▶ **SET EXERCISE**: Pick out and copy every line below that has the word "ashgrovemo".

▶ **THE INPUT**:

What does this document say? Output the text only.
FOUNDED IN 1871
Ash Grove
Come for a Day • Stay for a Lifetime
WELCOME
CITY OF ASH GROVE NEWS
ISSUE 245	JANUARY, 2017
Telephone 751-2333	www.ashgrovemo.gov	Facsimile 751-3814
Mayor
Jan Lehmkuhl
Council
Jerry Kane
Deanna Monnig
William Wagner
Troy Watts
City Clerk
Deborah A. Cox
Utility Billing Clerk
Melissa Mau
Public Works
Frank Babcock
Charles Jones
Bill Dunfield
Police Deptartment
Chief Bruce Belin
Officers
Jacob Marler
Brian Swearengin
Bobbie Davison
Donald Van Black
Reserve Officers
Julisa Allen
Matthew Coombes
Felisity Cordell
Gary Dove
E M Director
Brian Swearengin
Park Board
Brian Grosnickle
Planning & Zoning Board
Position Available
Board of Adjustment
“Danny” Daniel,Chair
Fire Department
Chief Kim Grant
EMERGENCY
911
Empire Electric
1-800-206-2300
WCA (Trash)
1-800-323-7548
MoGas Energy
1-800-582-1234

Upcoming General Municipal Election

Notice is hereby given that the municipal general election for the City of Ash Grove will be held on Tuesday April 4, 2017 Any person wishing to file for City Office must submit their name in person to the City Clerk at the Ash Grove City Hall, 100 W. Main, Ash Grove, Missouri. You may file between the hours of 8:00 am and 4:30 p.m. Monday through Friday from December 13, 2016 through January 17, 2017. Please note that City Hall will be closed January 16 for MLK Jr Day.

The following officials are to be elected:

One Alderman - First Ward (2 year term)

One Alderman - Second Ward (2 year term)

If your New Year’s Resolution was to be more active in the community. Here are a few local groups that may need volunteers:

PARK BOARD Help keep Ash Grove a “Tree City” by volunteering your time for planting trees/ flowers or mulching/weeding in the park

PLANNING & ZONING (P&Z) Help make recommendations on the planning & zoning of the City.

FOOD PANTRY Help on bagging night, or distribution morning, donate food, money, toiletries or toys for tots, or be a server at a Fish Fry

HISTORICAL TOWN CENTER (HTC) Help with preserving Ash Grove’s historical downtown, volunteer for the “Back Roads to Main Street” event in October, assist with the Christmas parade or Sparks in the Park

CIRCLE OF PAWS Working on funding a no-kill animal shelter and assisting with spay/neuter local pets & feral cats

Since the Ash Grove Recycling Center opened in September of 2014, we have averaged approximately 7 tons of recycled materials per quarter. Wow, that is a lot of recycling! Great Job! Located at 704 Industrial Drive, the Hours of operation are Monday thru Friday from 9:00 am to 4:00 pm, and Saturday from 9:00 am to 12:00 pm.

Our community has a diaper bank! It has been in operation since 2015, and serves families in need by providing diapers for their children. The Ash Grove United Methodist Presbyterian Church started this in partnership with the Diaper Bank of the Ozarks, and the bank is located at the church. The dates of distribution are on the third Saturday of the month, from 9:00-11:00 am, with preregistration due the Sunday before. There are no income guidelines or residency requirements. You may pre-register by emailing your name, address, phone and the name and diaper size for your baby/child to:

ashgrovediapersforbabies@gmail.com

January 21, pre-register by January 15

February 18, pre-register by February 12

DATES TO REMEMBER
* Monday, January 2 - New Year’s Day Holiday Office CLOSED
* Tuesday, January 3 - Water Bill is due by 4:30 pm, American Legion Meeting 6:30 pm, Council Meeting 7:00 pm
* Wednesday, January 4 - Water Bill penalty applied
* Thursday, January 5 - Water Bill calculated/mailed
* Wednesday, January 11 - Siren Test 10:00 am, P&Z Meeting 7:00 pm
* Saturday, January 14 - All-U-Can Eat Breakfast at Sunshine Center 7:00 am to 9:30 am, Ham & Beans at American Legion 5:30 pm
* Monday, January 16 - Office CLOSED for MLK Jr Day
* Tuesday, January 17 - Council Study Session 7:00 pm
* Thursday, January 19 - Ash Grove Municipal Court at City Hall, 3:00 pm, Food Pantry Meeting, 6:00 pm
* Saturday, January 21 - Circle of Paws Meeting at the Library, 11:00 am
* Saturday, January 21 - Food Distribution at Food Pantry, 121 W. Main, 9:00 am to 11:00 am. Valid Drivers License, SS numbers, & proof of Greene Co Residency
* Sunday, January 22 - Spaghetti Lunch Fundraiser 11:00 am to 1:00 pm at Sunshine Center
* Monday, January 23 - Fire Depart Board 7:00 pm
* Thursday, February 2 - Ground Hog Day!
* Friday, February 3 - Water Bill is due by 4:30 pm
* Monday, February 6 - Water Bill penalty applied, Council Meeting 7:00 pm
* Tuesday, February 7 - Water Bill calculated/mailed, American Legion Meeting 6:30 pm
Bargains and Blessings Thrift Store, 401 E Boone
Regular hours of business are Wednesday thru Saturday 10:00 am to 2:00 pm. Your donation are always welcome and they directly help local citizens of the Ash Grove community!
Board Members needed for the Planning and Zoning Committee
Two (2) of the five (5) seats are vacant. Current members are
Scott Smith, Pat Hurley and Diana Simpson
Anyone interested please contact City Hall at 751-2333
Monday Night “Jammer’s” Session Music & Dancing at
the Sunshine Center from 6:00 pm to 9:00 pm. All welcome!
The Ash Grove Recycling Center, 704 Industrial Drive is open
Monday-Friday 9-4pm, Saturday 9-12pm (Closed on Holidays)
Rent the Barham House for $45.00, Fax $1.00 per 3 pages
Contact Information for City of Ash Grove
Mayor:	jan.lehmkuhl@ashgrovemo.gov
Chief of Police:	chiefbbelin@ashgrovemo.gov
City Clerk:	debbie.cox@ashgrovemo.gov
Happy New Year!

▶ **RESPONSE TO THIS EXERCISE**:
Telephone 751-2333	www.ashgrovemo.gov	Facsimile 751-3814
Mayor:	jan.lehmkuhl@ashgrovemo.gov
Chief of Police:	chiefbbelin@ashgrovemo.gov
City Clerk:	debbie.cox@ashgrovemo.gov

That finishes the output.